AIM → Return all of the entries word for word, but omit the pictures they contain.
^^^^
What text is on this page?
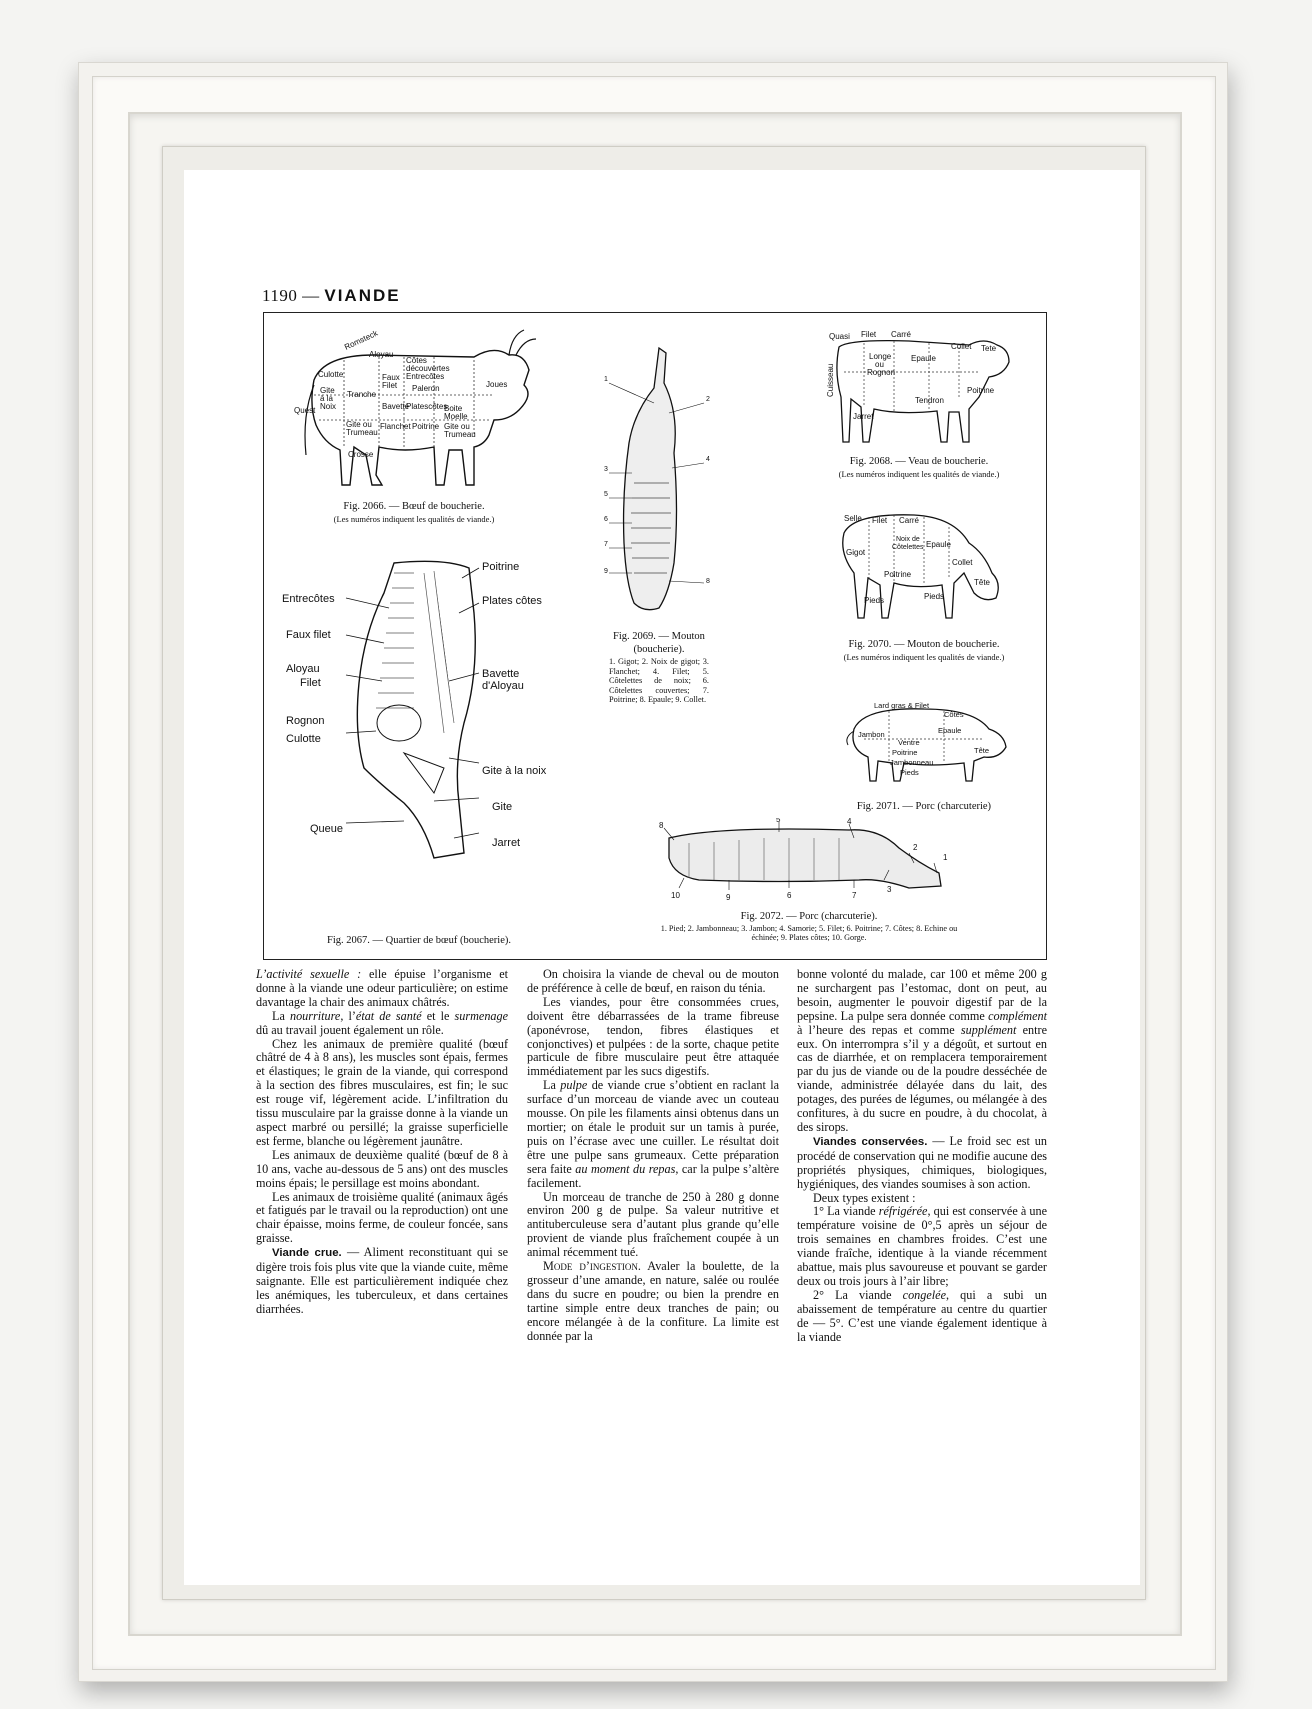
1190 — VIANDE
Culotte
Romsteck
Aloyau
Faux
Filet
Côtes
découvertes
Entrecôtes
Paleron	Joues
Gite
à la
Noix
Tranche
Quest	Bavette
Platescôtes
Boite
Moelle
Gite ou
Trumeau
Flanchet Poitrine Gite ou
Trumeau
Crosse
Fig. 2066. — Bœuf de boucherie.
(Les numéros indiquent les qualités de viande.)
Poitrine
Entrecôtes	Plates côtes
Faux filet
Aloyau
Filet
Bavette d'Aloyau
Rognon
Culotte
Gite à la noix
Gite
Queue
Jarret
Fig. 2067. — Quartier de bœuf (boucherie).
1
2
3
4
5
6
7
8
9
Fig. 2069. — Mouton (boucherie).
1. Gigot; 2. Noix de gigot; 3. Flanchet; 4. Filet; 5. Côtelettes de noix; 6. Côtelettes couvertes; 7. Poitrine; 8. Epaule; 9. Collet.
Quasi Filet Carré
Collet Tete
Longe
ou
Rognon
Epaule
Cuisseau	Poitrine
Tendron
Jarret
Fig. 2068. — Veau de boucherie.
(Les numéros indiquent les qualités de viande.)
Selle Filet Carré
Gigot
Noix de
Côtelettes Epaule
Collet
Poitrine
Tête
Pieds	Pieds
Fig. 2070. — Mouton de boucherie.
(Les numéros indiquent les qualités de viande.)
Lard gras & Filet
Côtes
Jambon	Epaule
Ventre
Poitrine	Tête
Jambonneau
Pieds
Fig. 2071. — Porc (charcuterie)
1
2
3
4
5
6	7
8
9
10
Fig. 2072. — Porc (charcuterie).
1. Pied; 2. Jambonneau; 3. Jambon; 4. Samorie; 5. Filet; 6. Poitrine; 7. Côtes; 8. Echine ou échinée; 9. Plates côtes; 10. Gorge.

L’activité sexuelle : elle épuise l’organisme et donne à la viande une odeur particulière; on estime davantage la chair des animaux châtrés.

La nourriture, l’état de santé et le surmenage dû au travail jouent également un rôle.

Chez les animaux de première qualité (bœuf châtré de 4 à 8 ans), les muscles sont épais, fermes et élastiques; le grain de la viande, qui correspond à la section des fibres musculaires, est fin; le suc est rouge vif, légèrement acide. L’infiltration du tissu musculaire par la graisse donne à la viande un aspect marbré ou persillé; la graisse superficielle est ferme, blanche ou légèrement jaunâtre.

Les animaux de deuxième qualité (bœuf de 8 à 10 ans, vache au-dessous de 5 ans) ont des muscles moins épais; le persillage est moins abondant.

Les animaux de troisième qualité (animaux âgés et fatigués par le travail ou la reproduction) ont une chair épaisse, moins ferme, de couleur foncée, sans graisse.

Viande crue. — Aliment reconstituant qui se digère trois fois plus vite que la viande cuite, même saignante. Elle est particulièrement indiquée chez les anémiques, les tuberculeux, et dans certaines diarrhées.

On choisira la viande de cheval ou de mouton de préférence à celle de bœuf, en raison du ténia.

Les viandes, pour être consommées crues, doivent être débarrassées de la trame fibreuse (aponévrose, tendon, fibres élastiques et conjonctives) et pulpées : de la sorte, chaque petite particule de fibre musculaire peut être attaquée immédiatement par les sucs digestifs.

La pulpe de viande crue s’obtient en raclant la surface d’un morceau de viande avec un couteau mousse. On pile les filaments ainsi obtenus dans un mortier; on étale le produit sur un tamis à purée, puis on l’écrase avec une cuiller. Le résultat doit être une pulpe sans grumeaux. Cette préparation sera faite au moment du repas, car la pulpe s’altère facilement.

Un morceau de tranche de 250 à 280 g donne environ 200 g de pulpe. Sa valeur nutritive et antituberculeuse sera d’autant plus grande qu’elle provient de viande plus fraîchement coupée à un animal récemment tué.

Mode d’ingestion. Avaler la boulette, de la grosseur d’une amande, en nature, salée ou roulée dans du sucre en poudre; ou bien la prendre en tartine simple entre deux tranches de pain; ou encore mélangée à de la confiture. La limite est donnée par la

bonne volonté du malade, car 100 et même 200 g ne surchargent pas l’estomac, dont on peut, au besoin, augmenter le pouvoir digestif par de la pepsine. La pulpe sera donnée comme complément à l’heure des repas et comme supplément entre eux. On interrompra s’il y a dégoût, et surtout en cas de diarrhée, et on remplacera temporairement par du jus de viande ou de la poudre desséchée de viande, administrée délayée dans du lait, des potages, des purées de légumes, ou mélangée à des confitures, à du sucre en poudre, à du chocolat, à des sirops.

Viandes conservées. — Le froid sec est un procédé de conservation qui ne modifie aucune des propriétés physiques, chimiques, biologiques, hygiéniques, des viandes soumises à son action.

Deux types existent :

1° La viande réfrigérée, qui est conservée à une température voisine de 0°,5 après un séjour de trois semaines en chambres froides. C’est une viande fraîche, identique à la viande récemment abattue, mais plus savoureuse et pouvant se garder deux ou trois jours à l’air libre;

2° La viande congelée, qui a subi un abaissement de température au centre du quartier de — 5°. C’est une viande également identique à la viande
^^^^
RESULT FOR THIS EXERCISE →
What text is on this page?
1190 — VIANDE
Culotte
Romsteck
Aloyau
Faux
Filet
Côtes
découvertes
Entrecôtes
Paleron	Joues
Gite
à la
Noix
Tranche
Quest	Bavette
Platescôtes
Boite
Moelle
Gite ou
Trumeau
Flanchet Poitrine Gite ou
Trumeau
Crosse
Fig. 2066. — Bœuf de boucherie.
(Les numéros indiquent les qualités de viande.)
Poitrine
Entrecôtes	Plates côtes
Faux filet
Aloyau
Filet
Bavette d'Aloyau
Rognon
Culotte
Gite à la noix
Gite
Queue
Jarret
Fig. 2067. — Quartier de bœuf (boucherie).
1
2
3
4
5
6
7
8
9
Fig. 2069. — Mouton (boucherie).
1. Gigot; 2. Noix de gigot; 3. Flanchet; 4. Filet; 5. Côtelettes de noix; 6. Côtelettes couvertes; 7. Poitrine; 8. Epaule; 9. Collet.
Quasi Filet Carré
Collet Tete
Longe
ou
Rognon
Epaule
Cuisseau	Poitrine
Tendron
Jarret
Fig. 2068. — Veau de boucherie.
(Les numéros indiquent les qualités de viande.)
Selle Filet Carré
Gigot
Noix de
Côtelettes Epaule
Collet
Poitrine
Tête
Pieds	Pieds
Fig. 2070. — Mouton de boucherie.
(Les numéros indiquent les qualités de viande.)
Lard gras & Filet
Côtes
Jambon	Epaule
Ventre
Poitrine	Tête
Jambonneau
Pieds
Fig. 2071. — Porc (charcuterie)
1
2
3
4
5
6	7
8
9
10
Fig. 2072. — Porc (charcuterie).
1. Pied; 2. Jambonneau; 3. Jambon; 4. Samorie; 5. Filet; 6. Poitrine; 7. Côtes; 8. Echine ou échinée; 9. Plates côtes; 10. Gorge.

L’activité sexuelle : elle épuise l’organisme et donne à la viande une odeur particulière; on estime davantage la chair des animaux châtrés.

La nourriture, l’état de santé et le surmenage dû au travail jouent également un rôle.

Chez les animaux de première qualité (bœuf châtré de 4 à 8 ans), les muscles sont épais, fermes et élastiques; le grain de la viande, qui correspond à la section des fibres musculaires, est fin; le suc est rouge vif, légèrement acide. L’infiltration du tissu musculaire par la graisse donne à la viande un aspect marbré ou persillé; la graisse superficielle est ferme, blanche ou légèrement jaunâtre.

Les animaux de deuxième qualité (bœuf de 8 à 10 ans, vache au-dessous de 5 ans) ont des muscles moins épais; le persillage est moins abondant.

Les animaux de troisième qualité (animaux âgés et fatigués par le travail ou la reproduction) ont une chair épaisse, moins ferme, de couleur foncée, sans graisse.

Viande crue. — Aliment reconstituant qui se digère trois fois plus vite que la viande cuite, même saignante. Elle est particulièrement indiquée chez les anémiques, les tuberculeux, et dans certaines diarrhées.

On choisira la viande de cheval ou de mouton de préférence à celle de bœuf, en raison du ténia.

Les viandes, pour être consommées crues, doivent être débarrassées de la trame fibreuse (aponévrose, tendon, fibres élastiques et conjonctives) et pulpées : de la sorte, chaque petite particule de fibre musculaire peut être attaquée immédiatement par les sucs digestifs.

La pulpe de viande crue s’obtient en raclant la surface d’un morceau de viande avec un couteau mousse. On pile les filaments ainsi obtenus dans un mortier; on étale le produit sur un tamis à purée, puis on l’écrase avec une cuiller. Le résultat doit être une pulpe sans grumeaux. Cette préparation sera faite au moment du repas, car la pulpe s’altère facilement.

Un morceau de tranche de 250 à 280 g donne environ 200 g de pulpe. Sa valeur nutritive et antituberculeuse sera d’autant plus grande qu’elle provient de viande plus fraîchement coupée à un animal récemment tué.

Mode d’ingestion. Avaler la boulette, de la grosseur d’une amande, en nature, salée ou roulée dans du sucre en poudre; ou bien la prendre en tartine simple entre deux tranches de pain; ou encore mélangée à de la confiture. La limite est donnée par la

bonne volonté du malade, car 100 et même 200 g ne surchargent pas l’estomac, dont on peut, au besoin, augmenter le pouvoir digestif par de la pepsine. La pulpe sera donnée comme complément à l’heure des repas et comme supplément entre eux. On interrompra s’il y a dégoût, et surtout en cas de diarrhée, et on remplacera temporairement par du jus de viande ou de la poudre desséchée de viande, administrée délayée dans du lait, des potages, des purées de légumes, ou mélangée à des confitures, à du sucre en poudre, à du chocolat, à des sirops.

Viandes conservées. — Le froid sec est un procédé de conservation qui ne modifie aucune des propriétés physiques, chimiques, biologiques, hygiéniques, des viandes soumises à son action.

Deux types existent :

1° La viande réfrigérée, qui est conservée à une température voisine de 0°,5 après un séjour de trois semaines en chambres froides. C’est une viande fraîche, identique à la viande récemment abattue, mais plus savoureuse et pouvant se garder deux ou trois jours à l’air libre;

2° La viande congelée, qui a subi un abaissement de température au centre du quartier de — 5°. C’est une viande également identique à la viande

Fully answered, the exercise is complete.